Dataset entries:
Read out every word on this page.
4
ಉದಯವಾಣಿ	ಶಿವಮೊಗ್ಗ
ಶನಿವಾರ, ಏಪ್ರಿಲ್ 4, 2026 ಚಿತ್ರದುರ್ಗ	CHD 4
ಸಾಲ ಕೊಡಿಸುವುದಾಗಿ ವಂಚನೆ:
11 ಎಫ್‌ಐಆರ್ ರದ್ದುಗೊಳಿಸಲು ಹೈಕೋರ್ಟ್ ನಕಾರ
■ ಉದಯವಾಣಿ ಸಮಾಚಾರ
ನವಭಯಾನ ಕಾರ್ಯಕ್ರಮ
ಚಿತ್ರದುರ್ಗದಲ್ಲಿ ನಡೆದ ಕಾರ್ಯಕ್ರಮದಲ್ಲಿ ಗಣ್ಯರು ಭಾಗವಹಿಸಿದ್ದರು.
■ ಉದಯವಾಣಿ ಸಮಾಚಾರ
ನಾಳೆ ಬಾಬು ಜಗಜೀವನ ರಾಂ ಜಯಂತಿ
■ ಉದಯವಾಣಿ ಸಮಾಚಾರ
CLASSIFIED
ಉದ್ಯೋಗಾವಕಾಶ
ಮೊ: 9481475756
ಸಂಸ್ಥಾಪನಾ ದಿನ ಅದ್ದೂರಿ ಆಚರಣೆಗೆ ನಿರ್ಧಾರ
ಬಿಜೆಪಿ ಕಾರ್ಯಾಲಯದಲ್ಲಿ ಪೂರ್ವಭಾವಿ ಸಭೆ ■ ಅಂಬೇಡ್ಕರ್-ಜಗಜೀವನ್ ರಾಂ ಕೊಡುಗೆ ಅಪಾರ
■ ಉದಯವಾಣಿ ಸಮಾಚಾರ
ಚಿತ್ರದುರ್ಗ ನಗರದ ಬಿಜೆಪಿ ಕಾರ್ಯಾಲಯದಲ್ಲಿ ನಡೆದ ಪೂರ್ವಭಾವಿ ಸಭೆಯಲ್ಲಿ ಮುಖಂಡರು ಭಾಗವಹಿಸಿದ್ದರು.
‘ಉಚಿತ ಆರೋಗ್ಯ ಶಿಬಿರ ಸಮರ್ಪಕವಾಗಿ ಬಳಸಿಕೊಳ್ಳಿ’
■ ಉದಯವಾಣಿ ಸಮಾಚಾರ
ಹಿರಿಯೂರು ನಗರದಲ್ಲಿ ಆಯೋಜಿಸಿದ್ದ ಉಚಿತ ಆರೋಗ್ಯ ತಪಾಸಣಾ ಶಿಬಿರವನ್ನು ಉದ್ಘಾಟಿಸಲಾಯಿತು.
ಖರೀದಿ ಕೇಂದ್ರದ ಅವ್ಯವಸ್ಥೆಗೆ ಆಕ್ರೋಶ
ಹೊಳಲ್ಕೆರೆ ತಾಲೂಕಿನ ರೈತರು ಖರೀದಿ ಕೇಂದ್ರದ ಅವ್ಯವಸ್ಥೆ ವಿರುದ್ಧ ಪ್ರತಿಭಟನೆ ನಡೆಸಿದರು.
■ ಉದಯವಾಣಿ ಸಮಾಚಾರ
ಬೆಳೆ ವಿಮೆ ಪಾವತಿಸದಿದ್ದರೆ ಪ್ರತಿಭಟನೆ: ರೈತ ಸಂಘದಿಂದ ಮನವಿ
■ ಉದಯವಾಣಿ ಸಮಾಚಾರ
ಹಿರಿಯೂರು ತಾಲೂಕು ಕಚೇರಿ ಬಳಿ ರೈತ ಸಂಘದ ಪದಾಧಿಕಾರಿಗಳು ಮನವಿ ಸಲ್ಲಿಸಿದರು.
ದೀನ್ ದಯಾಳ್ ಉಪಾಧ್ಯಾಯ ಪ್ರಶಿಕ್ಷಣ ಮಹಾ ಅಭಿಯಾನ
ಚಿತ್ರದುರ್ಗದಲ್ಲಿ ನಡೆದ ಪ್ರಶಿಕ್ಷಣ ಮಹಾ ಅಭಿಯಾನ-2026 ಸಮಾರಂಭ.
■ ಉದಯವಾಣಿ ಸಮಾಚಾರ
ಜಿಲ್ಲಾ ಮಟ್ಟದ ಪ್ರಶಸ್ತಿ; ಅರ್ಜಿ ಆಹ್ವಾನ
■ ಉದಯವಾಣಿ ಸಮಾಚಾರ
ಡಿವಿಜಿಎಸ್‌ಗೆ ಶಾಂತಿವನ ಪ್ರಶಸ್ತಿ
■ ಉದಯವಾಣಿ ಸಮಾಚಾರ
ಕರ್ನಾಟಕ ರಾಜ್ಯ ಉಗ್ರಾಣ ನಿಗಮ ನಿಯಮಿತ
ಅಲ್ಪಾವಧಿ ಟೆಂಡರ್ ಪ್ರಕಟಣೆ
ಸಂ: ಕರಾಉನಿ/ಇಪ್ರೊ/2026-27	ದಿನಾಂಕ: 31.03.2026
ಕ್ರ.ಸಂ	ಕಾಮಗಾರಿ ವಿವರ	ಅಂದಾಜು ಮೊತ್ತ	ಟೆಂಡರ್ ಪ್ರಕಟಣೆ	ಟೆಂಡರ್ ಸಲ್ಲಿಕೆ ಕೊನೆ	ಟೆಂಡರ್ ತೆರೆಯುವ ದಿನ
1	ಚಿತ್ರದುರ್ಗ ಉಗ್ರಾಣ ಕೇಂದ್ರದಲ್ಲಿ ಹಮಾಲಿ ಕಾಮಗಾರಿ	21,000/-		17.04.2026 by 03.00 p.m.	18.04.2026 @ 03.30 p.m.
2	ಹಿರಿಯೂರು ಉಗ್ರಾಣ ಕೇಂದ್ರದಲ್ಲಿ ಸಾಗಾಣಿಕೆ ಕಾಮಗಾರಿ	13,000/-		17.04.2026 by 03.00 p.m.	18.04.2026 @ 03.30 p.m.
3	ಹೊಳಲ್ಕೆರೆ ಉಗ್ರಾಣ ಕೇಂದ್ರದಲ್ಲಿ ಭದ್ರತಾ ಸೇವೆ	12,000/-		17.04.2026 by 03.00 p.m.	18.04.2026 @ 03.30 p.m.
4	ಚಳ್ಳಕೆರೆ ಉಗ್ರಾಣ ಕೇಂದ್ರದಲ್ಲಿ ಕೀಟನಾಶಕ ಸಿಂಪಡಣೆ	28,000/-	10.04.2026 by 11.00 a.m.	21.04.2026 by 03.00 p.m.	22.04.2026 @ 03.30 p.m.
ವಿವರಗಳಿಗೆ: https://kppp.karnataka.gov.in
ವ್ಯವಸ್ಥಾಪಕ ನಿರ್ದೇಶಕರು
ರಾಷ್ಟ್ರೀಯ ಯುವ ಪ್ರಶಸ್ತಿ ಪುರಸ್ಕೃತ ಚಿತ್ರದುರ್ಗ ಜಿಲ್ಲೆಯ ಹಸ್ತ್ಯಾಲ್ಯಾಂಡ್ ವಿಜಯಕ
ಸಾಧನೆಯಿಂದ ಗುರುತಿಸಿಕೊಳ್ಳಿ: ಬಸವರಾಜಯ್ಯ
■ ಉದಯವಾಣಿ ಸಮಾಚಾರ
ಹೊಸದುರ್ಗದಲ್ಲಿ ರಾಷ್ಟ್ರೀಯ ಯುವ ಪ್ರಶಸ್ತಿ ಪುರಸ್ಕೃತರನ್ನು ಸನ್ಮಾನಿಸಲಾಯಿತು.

* _Given request_: What is the number of lines in the listing above that contain the string "ಲಯದಲ"? Give only the number.

* _Exercise result_: 2